Data items:
———

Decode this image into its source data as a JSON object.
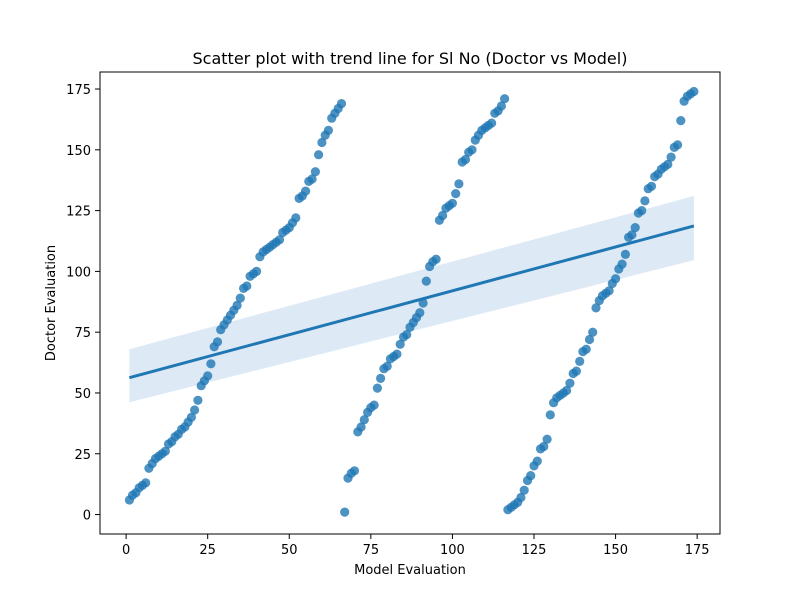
{
  "chart_data": {
    "type": "scatter",
    "title": "Scatter plot with trend line for Sl No (Doctor vs Model)",
    "xlabel": "Model Evaluation",
    "ylabel": "Doctor Evaluation",
    "xlim": [
      -8.0,
      182.0
    ],
    "ylim": [
      -8.0,
      182.0
    ],
    "xticks": [
      0,
      25,
      50,
      75,
      100,
      125,
      150,
      175
    ],
    "yticks": [
      0,
      25,
      50,
      75,
      100,
      125,
      150,
      175
    ],
    "grid": false,
    "legend": "none",
    "colors": {
      "points": "#1f77b4",
      "line": "#1f77b4",
      "band": "#c6dbef"
    },
    "series": [
      {
        "points": [
          [
            1,
            6
          ],
          [
            2,
            8
          ],
          [
            3,
            9
          ],
          [
            4,
            11
          ],
          [
            5,
            12
          ],
          [
            6,
            13
          ],
          [
            7,
            19
          ],
          [
            8,
            21
          ],
          [
            9,
            23
          ],
          [
            10,
            24
          ],
          [
            11,
            25
          ],
          [
            12,
            26
          ],
          [
            13,
            29
          ],
          [
            14,
            30
          ],
          [
            15,
            32
          ],
          [
            16,
            33
          ],
          [
            17,
            35
          ],
          [
            18,
            36
          ],
          [
            19,
            38
          ],
          [
            20,
            40
          ],
          [
            21,
            43
          ],
          [
            22,
            47
          ],
          [
            23,
            53
          ],
          [
            24,
            55
          ],
          [
            25,
            57
          ],
          [
            26,
            62
          ],
          [
            27,
            69
          ],
          [
            28,
            71
          ],
          [
            29,
            76
          ],
          [
            30,
            78
          ],
          [
            31,
            80
          ],
          [
            32,
            82
          ],
          [
            33,
            84
          ],
          [
            34,
            86
          ],
          [
            35,
            89
          ],
          [
            36,
            93
          ],
          [
            37,
            94
          ],
          [
            38,
            98
          ],
          [
            39,
            99
          ],
          [
            40,
            100
          ],
          [
            41,
            106
          ],
          [
            42,
            108
          ],
          [
            43,
            109
          ],
          [
            44,
            110
          ],
          [
            45,
            111
          ],
          [
            46,
            112
          ],
          [
            47,
            113
          ],
          [
            48,
            116
          ],
          [
            49,
            117
          ],
          [
            50,
            118
          ],
          [
            51,
            120
          ],
          [
            52,
            122
          ],
          [
            53,
            130
          ],
          [
            54,
            131
          ],
          [
            55,
            133
          ],
          [
            56,
            137
          ],
          [
            57,
            138
          ],
          [
            58,
            141
          ],
          [
            59,
            148
          ],
          [
            60,
            153
          ],
          [
            61,
            156
          ],
          [
            62,
            158
          ],
          [
            63,
            163
          ],
          [
            64,
            165
          ],
          [
            65,
            167
          ],
          [
            66,
            169
          ],
          [
            67,
            1
          ],
          [
            68,
            15
          ],
          [
            69,
            17
          ],
          [
            70,
            18
          ],
          [
            71,
            34
          ],
          [
            72,
            36
          ],
          [
            73,
            39
          ],
          [
            74,
            42
          ],
          [
            75,
            44
          ],
          [
            76,
            45
          ],
          [
            77,
            52
          ],
          [
            78,
            56
          ],
          [
            79,
            60
          ],
          [
            80,
            61
          ],
          [
            81,
            64
          ],
          [
            82,
            65
          ],
          [
            83,
            66
          ],
          [
            84,
            70
          ],
          [
            85,
            73
          ],
          [
            86,
            74
          ],
          [
            87,
            77
          ],
          [
            88,
            79
          ],
          [
            89,
            81
          ],
          [
            90,
            83
          ],
          [
            91,
            87
          ],
          [
            92,
            96
          ],
          [
            93,
            102
          ],
          [
            94,
            104
          ],
          [
            95,
            105
          ],
          [
            96,
            121
          ],
          [
            97,
            123
          ],
          [
            98,
            126
          ],
          [
            99,
            127
          ],
          [
            100,
            128
          ],
          [
            101,
            132
          ],
          [
            102,
            136
          ],
          [
            103,
            145
          ],
          [
            104,
            146
          ],
          [
            105,
            149
          ],
          [
            106,
            150
          ],
          [
            107,
            154
          ],
          [
            108,
            156
          ],
          [
            109,
            158
          ],
          [
            110,
            159
          ],
          [
            111,
            160
          ],
          [
            112,
            161
          ],
          [
            113,
            165
          ],
          [
            114,
            166
          ],
          [
            115,
            168
          ],
          [
            116,
            171
          ],
          [
            117,
            2
          ],
          [
            118,
            3
          ],
          [
            119,
            4
          ],
          [
            120,
            5
          ],
          [
            121,
            7
          ],
          [
            122,
            10
          ],
          [
            123,
            14
          ],
          [
            124,
            16
          ],
          [
            125,
            20
          ],
          [
            126,
            22
          ],
          [
            127,
            27
          ],
          [
            128,
            28
          ],
          [
            129,
            31
          ],
          [
            130,
            41
          ],
          [
            131,
            46
          ],
          [
            132,
            48
          ],
          [
            133,
            49
          ],
          [
            134,
            50
          ],
          [
            135,
            51
          ],
          [
            136,
            54
          ],
          [
            137,
            58
          ],
          [
            138,
            59
          ],
          [
            139,
            63
          ],
          [
            140,
            67
          ],
          [
            141,
            68
          ],
          [
            142,
            72
          ],
          [
            143,
            75
          ],
          [
            144,
            85
          ],
          [
            145,
            88
          ],
          [
            146,
            90
          ],
          [
            147,
            91
          ],
          [
            148,
            92
          ],
          [
            149,
            95
          ],
          [
            150,
            97
          ],
          [
            151,
            101
          ],
          [
            152,
            103
          ],
          [
            153,
            107
          ],
          [
            154,
            114
          ],
          [
            155,
            115
          ],
          [
            156,
            118
          ],
          [
            157,
            124
          ],
          [
            158,
            125
          ],
          [
            159,
            129
          ],
          [
            160,
            134
          ],
          [
            161,
            135
          ],
          [
            162,
            139
          ],
          [
            163,
            140
          ],
          [
            164,
            142
          ],
          [
            165,
            143
          ],
          [
            166,
            144
          ],
          [
            167,
            147
          ],
          [
            168,
            151
          ],
          [
            169,
            152
          ],
          [
            170,
            162
          ],
          [
            171,
            170
          ],
          [
            172,
            172
          ],
          [
            173,
            173
          ],
          [
            174,
            174
          ]
        ]
      }
    ],
    "trend_line": {
      "x": [
        1,
        174
      ],
      "y": [
        56.3,
        118.7
      ],
      "ci_lower": [
        46.2,
        104.6
      ],
      "ci_upper": [
        68.0,
        131.0
      ]
    }
  }
}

———

> [WORK TO COMPLETE]
Every line above should be repeated exactly; pictures stay out of the copy.

> [FINAL RESULT]
Decode this image into its source data as a JSON object.
{
  "chart_data": {
    "type": "scatter",
    "title": "Scatter plot with trend line for Sl No (Doctor vs Model)",
    "xlabel": "Model Evaluation",
    "ylabel": "Doctor Evaluation",
    "xlim": [
      -8.0,
      182.0
    ],
    "ylim": [
      -8.0,
      182.0
    ],
    "xticks": [
      0,
      25,
      50,
      75,
      100,
      125,
      150,
      175
    ],
    "yticks": [
      0,
      25,
      50,
      75,
      100,
      125,
      150,
      175
    ],
    "grid": false,
    "legend": "none",
    "colors": {
      "points": "#1f77b4",
      "line": "#1f77b4",
      "band": "#c6dbef"
    },
    "series": [
      {
        "points": [
          [
            1,
            6
          ],
          [
            2,
            8
          ],
          [
            3,
            9
          ],
          [
            4,
            11
          ],
          [
            5,
            12
          ],
          [
            6,
            13
          ],
          [
            7,
            19
          ],
          [
            8,
            21
          ],
          [
            9,
            23
          ],
          [
            10,
            24
          ],
          [
            11,
            25
          ],
          [
            12,
            26
          ],
          [
            13,
            29
          ],
          [
            14,
            30
          ],
          [
            15,
            32
          ],
          [
            16,
            33
          ],
          [
            17,
            35
          ],
          [
            18,
            36
          ],
          [
            19,
            38
          ],
          [
            20,
            40
          ],
          [
            21,
            43
          ],
          [
            22,
            47
          ],
          [
            23,
            53
          ],
          [
            24,
            55
          ],
          [
            25,
            57
          ],
          [
            26,
            62
          ],
          [
            27,
            69
          ],
          [
            28,
            71
          ],
          [
            29,
            76
          ],
          [
            30,
            78
          ],
          [
            31,
            80
          ],
          [
            32,
            82
          ],
          [
            33,
            84
          ],
          [
            34,
            86
          ],
          [
            35,
            89
          ],
          [
            36,
            93
          ],
          [
            37,
            94
          ],
          [
            38,
            98
          ],
          [
            39,
            99
          ],
          [
            40,
            100
          ],
          [
            41,
            106
          ],
          [
            42,
            108
          ],
          [
            43,
            109
          ],
          [
            44,
            110
          ],
          [
            45,
            111
          ],
          [
            46,
            112
          ],
          [
            47,
            113
          ],
          [
            48,
            116
          ],
          [
            49,
            117
          ],
          [
            50,
            118
          ],
          [
            51,
            120
          ],
          [
            52,
            122
          ],
          [
            53,
            130
          ],
          [
            54,
            131
          ],
          [
            55,
            133
          ],
          [
            56,
            137
          ],
          [
            57,
            138
          ],
          [
            58,
            141
          ],
          [
            59,
            148
          ],
          [
            60,
            153
          ],
          [
            61,
            156
          ],
          [
            62,
            158
          ],
          [
            63,
            163
          ],
          [
            64,
            165
          ],
          [
            65,
            167
          ],
          [
            66,
            169
          ],
          [
            67,
            1
          ],
          [
            68,
            15
          ],
          [
            69,
            17
          ],
          [
            70,
            18
          ],
          [
            71,
            34
          ],
          [
            72,
            36
          ],
          [
            73,
            39
          ],
          [
            74,
            42
          ],
          [
            75,
            44
          ],
          [
            76,
            45
          ],
          [
            77,
            52
          ],
          [
            78,
            56
          ],
          [
            79,
            60
          ],
          [
            80,
            61
          ],
          [
            81,
            64
          ],
          [
            82,
            65
          ],
          [
            83,
            66
          ],
          [
            84,
            70
          ],
          [
            85,
            73
          ],
          [
            86,
            74
          ],
          [
            87,
            77
          ],
          [
            88,
            79
          ],
          [
            89,
            81
          ],
          [
            90,
            83
          ],
          [
            91,
            87
          ],
          [
            92,
            96
          ],
          [
            93,
            102
          ],
          [
            94,
            104
          ],
          [
            95,
            105
          ],
          [
            96,
            121
          ],
          [
            97,
            123
          ],
          [
            98,
            126
          ],
          [
            99,
            127
          ],
          [
            100,
            128
          ],
          [
            101,
            132
          ],
          [
            102,
            136
          ],
          [
            103,
            145
          ],
          [
            104,
            146
          ],
          [
            105,
            149
          ],
          [
            106,
            150
          ],
          [
            107,
            154
          ],
          [
            108,
            156
          ],
          [
            109,
            158
          ],
          [
            110,
            159
          ],
          [
            111,
            160
          ],
          [
            112,
            161
          ],
          [
            113,
            165
          ],
          [
            114,
            166
          ],
          [
            115,
            168
          ],
          [
            116,
            171
          ],
          [
            117,
            2
          ],
          [
            118,
            3
          ],
          [
            119,
            4
          ],
          [
            120,
            5
          ],
          [
            121,
            7
          ],
          [
            122,
            10
          ],
          [
            123,
            14
          ],
          [
            124,
            16
          ],
          [
            125,
            20
          ],
          [
            126,
            22
          ],
          [
            127,
            27
          ],
          [
            128,
            28
          ],
          [
            129,
            31
          ],
          [
            130,
            41
          ],
          [
            131,
            46
          ],
          [
            132,
            48
          ],
          [
            133,
            49
          ],
          [
            134,
            50
          ],
          [
            135,
            51
          ],
          [
            136,
            54
          ],
          [
            137,
            58
          ],
          [
            138,
            59
          ],
          [
            139,
            63
          ],
          [
            140,
            67
          ],
          [
            141,
            68
          ],
          [
            142,
            72
          ],
          [
            143,
            75
          ],
          [
            144,
            85
          ],
          [
            145,
            88
          ],
          [
            146,
            90
          ],
          [
            147,
            91
          ],
          [
            148,
            92
          ],
          [
            149,
            95
          ],
          [
            150,
            97
          ],
          [
            151,
            101
          ],
          [
            152,
            103
          ],
          [
            153,
            107
          ],
          [
            154,
            114
          ],
          [
            155,
            115
          ],
          [
            156,
            118
          ],
          [
            157,
            124
          ],
          [
            158,
            125
          ],
          [
            159,
            129
          ],
          [
            160,
            134
          ],
          [
            161,
            135
          ],
          [
            162,
            139
          ],
          [
            163,
            140
          ],
          [
            164,
            142
          ],
          [
            165,
            143
          ],
          [
            166,
            144
          ],
          [
            167,
            147
          ],
          [
            168,
            151
          ],
          [
            169,
            152
          ],
          [
            170,
            162
          ],
          [
            171,
            170
          ],
          [
            172,
            172
          ],
          [
            173,
            173
          ],
          [
            174,
            174
          ]
        ]
      }
    ],
    "trend_line": {
      "x": [
        1,
        174
      ],
      "y": [
        56.3,
        118.7
      ],
      "ci_lower": [
        46.2,
        104.6
      ],
      "ci_upper": [
        68.0,
        131.0
      ]
    }
  }
}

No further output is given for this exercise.